_TO DO_:
Rewrite the records from the line with "- color-button[interactable]: [0, 557, 83, 637]" up to and including the line with "- step-6-eye: [1262, 568, 1487, 720]" as a numbered list, leaving out any blank lines.

_EXERCISE INPUT_:
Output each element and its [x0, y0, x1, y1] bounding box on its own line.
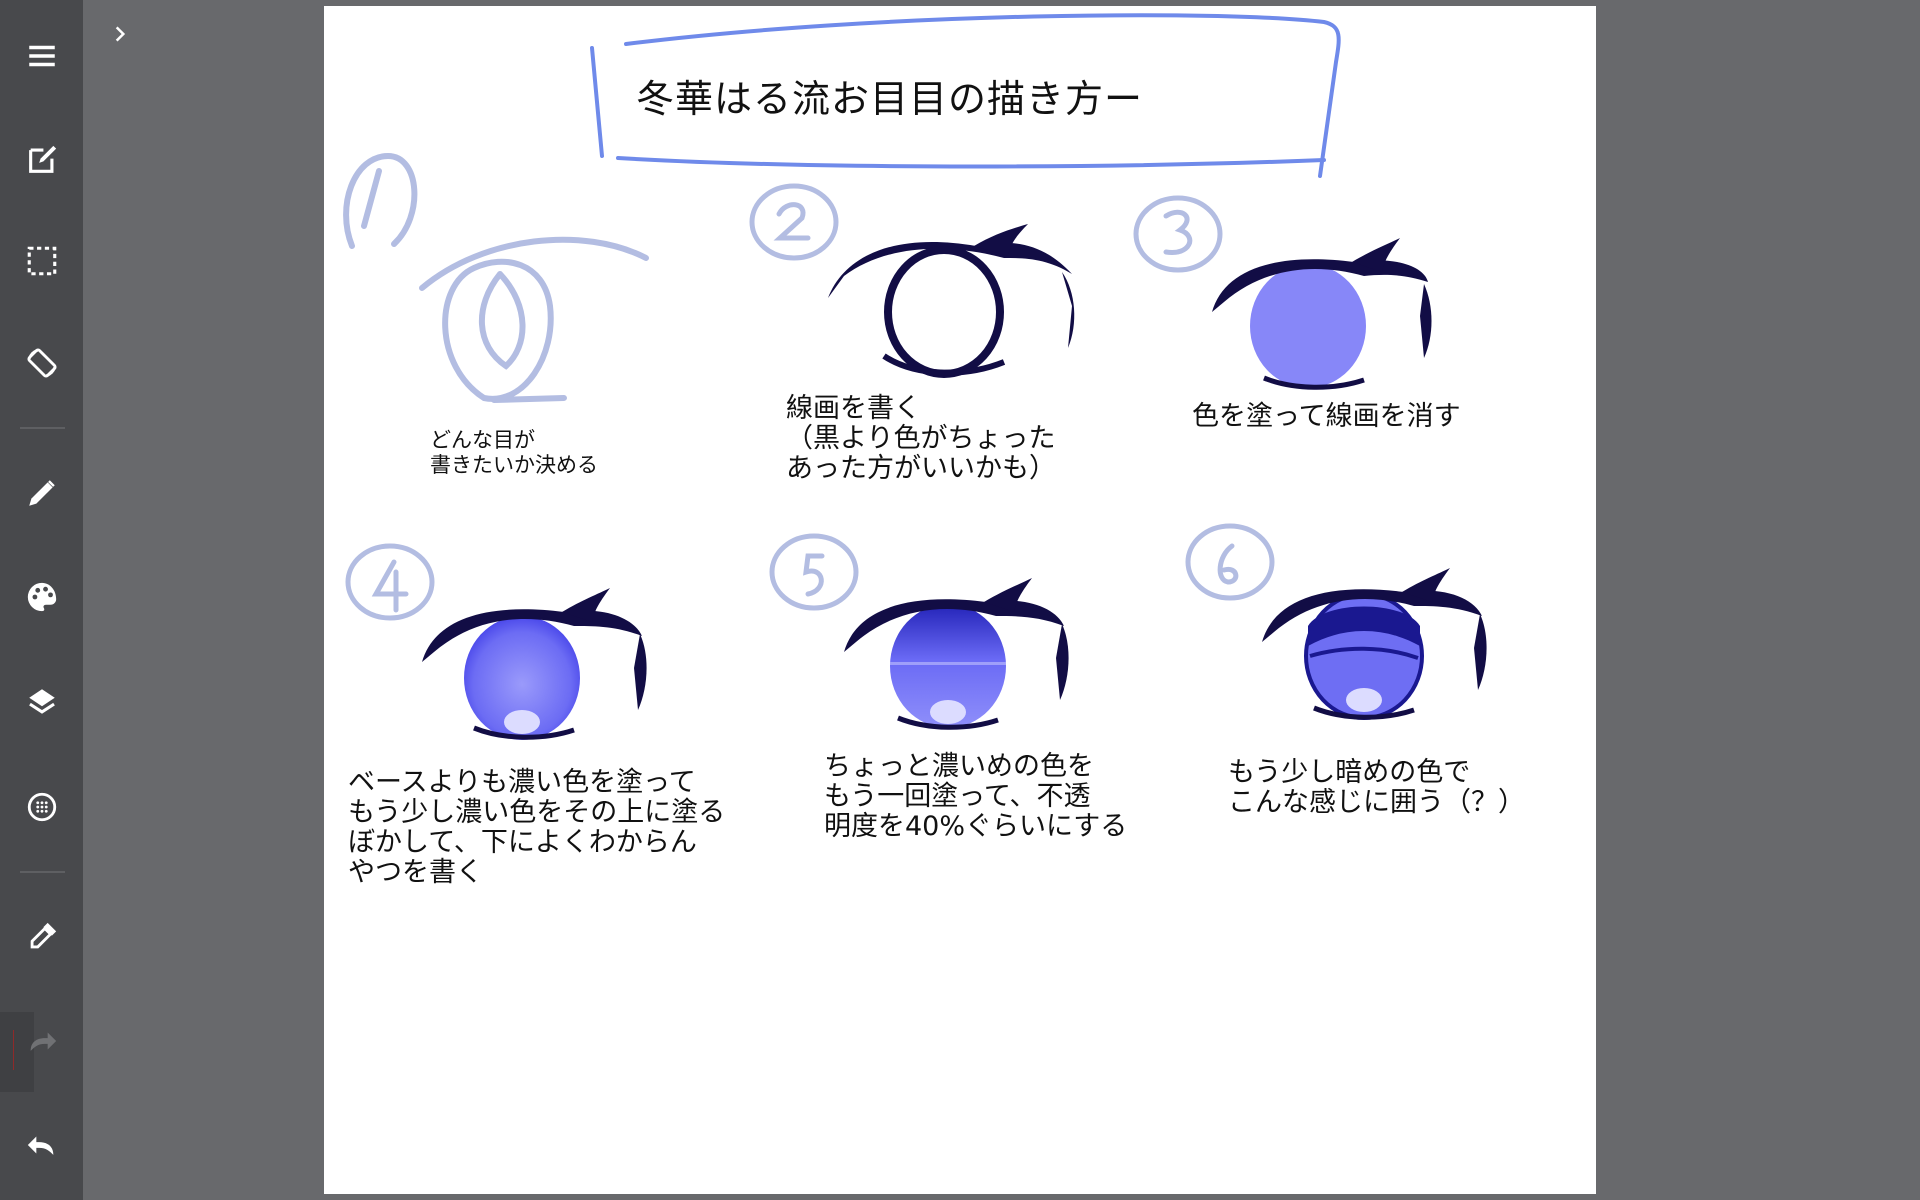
- color-button[interactable]: [0, 557, 83, 637]
- left-toolbar: [0, 0, 83, 1200]
- layers-button[interactable]: [0, 662, 83, 742]
- menu-icon: [28, 45, 55, 67]
- selection-icon: [27, 246, 56, 276]
- step-4-caption: ベースよりも濃い色を塗って もう少し濃い色をその上に塗る ぼかして、下によくわか…: [348, 767, 726, 888]
- material-button[interactable]: [0, 767, 83, 847]
- undo-icon: [27, 1136, 53, 1155]
- step-4-eye: [422, 588, 647, 740]
- menu-button[interactable]: [0, 16, 83, 96]
- title-frame: [590, 13, 1341, 178]
- step-4-number: [345, 543, 435, 621]
- toolbar-divider: [20, 427, 65, 429]
- step-5-eye: [844, 578, 1069, 730]
- step-1-caption: どんな目が 書きたいか決める: [430, 428, 598, 477]
- step-3-number: [1133, 195, 1223, 273]
- step-2-caption: 線画を書く （黒より色がちょった あった方がいいかも）: [786, 393, 1056, 484]
- palette-icon: [27, 582, 56, 612]
- undo-button[interactable]: [0, 1105, 83, 1185]
- edit-icon: [28, 145, 56, 173]
- redo-button[interactable]: [0, 1001, 83, 1081]
- step-5-number: [769, 533, 859, 611]
- eyedropper-icon: [30, 922, 56, 949]
- selection-button[interactable]: [0, 221, 83, 301]
- transform-button[interactable]: [0, 323, 83, 403]
- step-3-caption: 色を塗って線画を消す: [1192, 401, 1461, 432]
- brush-button[interactable]: [0, 453, 83, 533]
- step-6-eye: [1262, 568, 1487, 720]
- artwork: [343, 13, 1487, 740]
- layers-icon: [28, 689, 55, 714]
- step-1-sketch: [343, 152, 649, 403]
- step-6-caption: もう少し暗めの色で こんな感じに囲う（？）: [1228, 757, 1525, 818]
- toolbar-divider: [20, 871, 65, 873]
- redo-indicator: [0, 1012, 34, 1092]
- step-6-number: [1185, 523, 1275, 601]
- step-2-number: [749, 183, 839, 261]
- page-title: 冬華はる流お目目の描き方ー: [636, 77, 1144, 121]
- pencil-icon: [28, 480, 55, 506]
- grid-circle-icon: [27, 792, 56, 822]
- expand-panel-button[interactable]: [104, 18, 136, 50]
- step-5-caption: ちょっと濃いめの色を もう一回塗って、不透 明度を40%ぐらいにする: [824, 751, 1128, 842]
- rotate-icon: [26, 348, 57, 378]
- eyedropper-button[interactable]: [0, 897, 83, 977]
- edit-button[interactable]: [0, 120, 83, 200]
- step-2-eye: [828, 224, 1075, 378]
- chevron-right-icon: [115, 26, 126, 42]
- drawing-canvas[interactable]: 冬華はる流お目目の描き方ー どんな目が 書きたいか決める 線画を書く （黒より色…: [324, 6, 1596, 1194]
- redo-icon: [30, 1032, 56, 1051]
- step-3-eye: [1212, 238, 1432, 390]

_CORRECT RESULT_:
1. - color-button[interactable]: [0, 557, 83, 637]
2. - left-toolbar: [0, 0, 83, 1200]
3. - layers-button[interactable]: [0, 662, 83, 742]
4. - menu-icon: [28, 45, 55, 67]
5. - selection-icon: [27, 246, 56, 276]
6. - step-4-caption: ベースよりも濃い色を塗って もう少し濃い色をその上に塗る ぼかして、下によくわか…: [348, 767, 726, 888]
7. - material-button[interactable]: [0, 767, 83, 847]
8. - undo-icon: [27, 1136, 53, 1155]
9. - step-4-eye: [422, 588, 647, 740]
10. - menu-button[interactable]: [0, 16, 83, 96]
11. - title-frame: [590, 13, 1341, 178]
12. - step-4-number: [345, 543, 435, 621]
13. - toolbar-divider: [20, 427, 65, 429]
14. - step-5-eye: [844, 578, 1069, 730]
15. - step-1-caption: どんな目が 書きたいか決める: [430, 428, 598, 477]
16. - step-3-number: [1133, 195, 1223, 273]
17. - step-2-caption: 線画を書く （黒より色がちょった あった方がいいかも）: [786, 393, 1056, 484]
18. - palette-icon: [27, 582, 56, 612]
19. - undo-button[interactable]: [0, 1105, 83, 1185]
20. - edit-icon: [28, 145, 56, 173]
21. - redo-button[interactable]: [0, 1001, 83, 1081]
22. - step-5-number: [769, 533, 859, 611]
23. - eyedropper-icon: [30, 922, 56, 949]
24. - selection-button[interactable]: [0, 221, 83, 301]
25. - transform-button[interactable]: [0, 323, 83, 403]
26. - step-3-caption: 色を塗って線画を消す: [1192, 401, 1461, 432]
27. - brush-button[interactable]: [0, 453, 83, 533]
28. - step-6-eye: [1262, 568, 1487, 720]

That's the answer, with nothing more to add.